EXERCISE REQUIREMENTS:
Set the listing down again exactly, please, apart from its pictures.

Saved entries
* START *

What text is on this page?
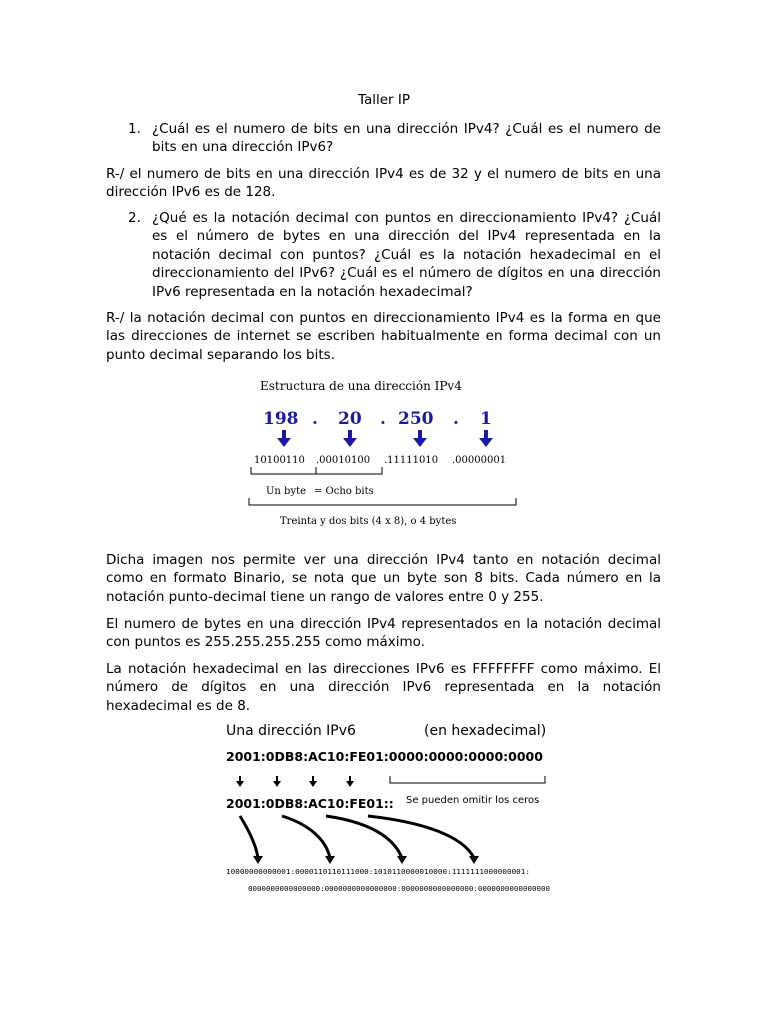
Taller IP
1. ¿Cuál es el numero de bits en una dirección IPv4? ¿Cuál es el numero de bits en una dirección IPv6?
R-/ el numero de bits en una dirección IPv4 es de 32 y el numero de bits en una dirección IPv6 es de 128.
2. ¿Qué es la notación decimal con puntos en direccionamiento IPv4? ¿Cuál es el número de bytes en una dirección del IPv4 representada en la notación decimal con puntos? ¿Cuál es la notación hexadecimal en el direccionamiento del IPv6? ¿Cuál es el número de dígitos en una dirección IPv6 representada en la notación hexadecimal?
R-/ la notación decimal con puntos en direccionamiento IPv4 es la forma en que las direcciones de internet se escriben habitualmente en forma decimal con un punto decimal separando los bits.
Estructura de una dirección IPv4
198 . 20 . 250 . 1
10100110 .00010100 .11111010 .00000001
Un byte = Ocho bits
Treinta y dos bits (4 x 8), o 4 bytes
Dicha imagen nos permite ver una dirección IPv4 tanto en notación decimal como en formato Binario, se nota que un byte son 8 bits. Cada número en la notación punto-decimal tiene un rango de valores entre 0 y 255.
El numero de bytes en una dirección IPv4 representados en la notación decimal con puntos es 255.255.255.255 como máximo.
La notación hexadecimal en las direcciones IPv6 es FFFFFFFF como máximo. El número de dígitos en una dirección IPv6 representada en la notación hexadecimal es de 8.
Una dirección IPv6	(en hexadecimal)
2001:0DB8:AC10:FE01:0000:0000:0000:0000
2001:0DB8:AC10:FE01:: Se pueden omitir los ceros
10000000000001:0000110110111000:1010110000010000:1111111000000001:
0000000000000000:0000000000000000:0000000000000000:0000000000000000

* END *

THE COMPLETED TASK:
What text is on this page?
Taller IP
1. ¿Cuál es el numero de bits en una dirección IPv4? ¿Cuál es el numero de bits en una dirección IPv6?
R-/ el numero de bits en una dirección IPv4 es de 32 y el numero de bits en una dirección IPv6 es de 128.
2. ¿Qué es la notación decimal con puntos en direccionamiento IPv4? ¿Cuál es el número de bytes en una dirección del IPv4 representada en la notación decimal con puntos? ¿Cuál es la notación hexadecimal en el direccionamiento del IPv6? ¿Cuál es el número de dígitos en una dirección IPv6 representada en la notación hexadecimal?
R-/ la notación decimal con puntos en direccionamiento IPv4 es la forma en que las direcciones de internet se escriben habitualmente en forma decimal con un punto decimal separando los bits.
Estructura de una dirección IPv4
198 . 20 . 250 . 1
10100110 .00010100 .11111010 .00000001
Un byte = Ocho bits
Treinta y dos bits (4 x 8), o 4 bytes
Dicha imagen nos permite ver una dirección IPv4 tanto en notación decimal como en formato Binario, se nota que un byte son 8 bits. Cada número en la notación punto-decimal tiene un rango de valores entre 0 y 255.
El numero de bytes en una dirección IPv4 representados en la notación decimal con puntos es 255.255.255.255 como máximo.
La notación hexadecimal en las direcciones IPv6 es FFFFFFFF como máximo. El número de dígitos en una dirección IPv6 representada en la notación hexadecimal es de 8.
Una dirección IPv6	(en hexadecimal)
2001:0DB8:AC10:FE01:0000:0000:0000:0000
2001:0DB8:AC10:FE01:: Se pueden omitir los ceros
10000000000001:0000110110111000:1010110000010000:1111111000000001:
0000000000000000:0000000000000000:0000000000000000:0000000000000000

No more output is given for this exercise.